Problem: For each statement, answer yes or no according to the patent text on textured photographic prints, and quote the exact words from it that decide the answer. 1. The heated, textured roller is placed upstream of the fuser roller. 2. Lamination can trap air between the laminate and the element. 3. Liquid overcoat compositions are free of environmentally undesirable solvents.

Textured photographic prints resistant to handling hazards

Abstract

Apparatus for selectively providing textured handling hazard resistant clear marking particles coatings to photographic elements on an elongated web transported along a travel path from a supply roller to a take-up roller. The apparatus includes a device, located in operative association with the web travel path for applying a clear marking particle coating to the web. A heated fuser roller and a mechanism, such as a pressure roller providing a nip relation with the fuser roller for travel of the web through the nip, are located relative to the web travel path to fuse the clear marking particle coating to the web. At least one heated, textured roller, is located downstream of the fuser roller relative to the web travel path facing the photographic elements on the web. A mechanism is provided for urging a preselected one of the heated, textured rollers into pressure contact with the web for transferring such texture of the roller to the clear marking particle coating while the coating is in a softened state due to heat from the heated, textured roller.

Description

FIELD OF THE INVENTION

This invention is directed in general to an apparatus for applying protective coatings to photographic elements, and more particularly to an apparatus for applying selectively varied textured hazard resistant clear marking particle coatings to photographic elements.

BACKGROUND OF THE INVENTION

In color photographic elements, a dye image is formed as a consequence of silver halide development by one of several different processes. The most common is to allow a by-product of silver halide development, oxidized silver halide developing agent, to react with a dye-forming compound called a coupler. The silver and unreacted silver halide are then removed to form the photographic element, leaving a dye image.

Such formation of a dye image commonly involves liquid processing with aqueous solutions that must penetrate the surface of the element to come into contact with silver halide and coupler. Thus, gelatin, and similar natural or synthetic hydrophilic polymers, have proven to be the binders of choice for silver halide photographic elements. Unfortunately, when gelatin, and similar polymers, are formulated so as to facilitate contact between the silver halide crystal and aqueous processing solutions, they are not as tough and mar-resistant as would be desired for something that is handled in the way that an imaged photographic element may be handled. Thus, the imaged element can be easily marked by finger elements, it can be scratched or torn and it can swell or otherwise deform when it is contacted with liquids.

Various techniques have been suggested to protect photographic elements from physical damage. One is to apply to the surface of the developed photographic element a preformed layer of a polymer more physically robust than gelatin, for example by lamination. Another is to apply to the surface of the developed element a liquid composition which is cured to leave a tough polymer layer. Unfortunately, these techniques for protecting the surface of a photographic element suffer from one or more problems.

Lamination has several disadvantages. For example, lamination involves an added expense associated with coating an additional support. Also, it is susceptible to trapping pockets of air between the laminate and the element during the laminating step leading to image defects. Moreover, because the laminate is self-supporting before lamination, it is thicker than necessary, which is wasteful of materials and can cause the element to curl if it is applied to only one side of the element. Application of a liquid overcoat can avoid some of the problem associated with lamination, such as formation of air pockets. But it introduces other problems. For example, handling the liquid compositions can be messy and such compositions often contain environmentally undesirable solvents. Moreover, liquid coatings can be difficult to dry or can require a separate UV curing step.

Provided data:
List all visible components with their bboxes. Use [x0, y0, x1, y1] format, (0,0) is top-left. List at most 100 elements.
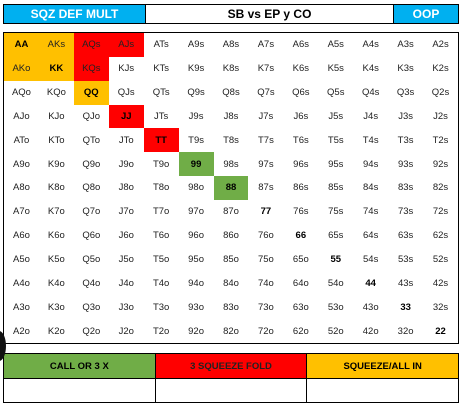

Response:
1. No: "located downstream of the fuser roller relative to the web travel path"
2. Yes: "it is susceptible to trapping pockets of air between the laminate and the element during the laminating step"
3. No: "such compositions often contain environmentally undesirable solvents"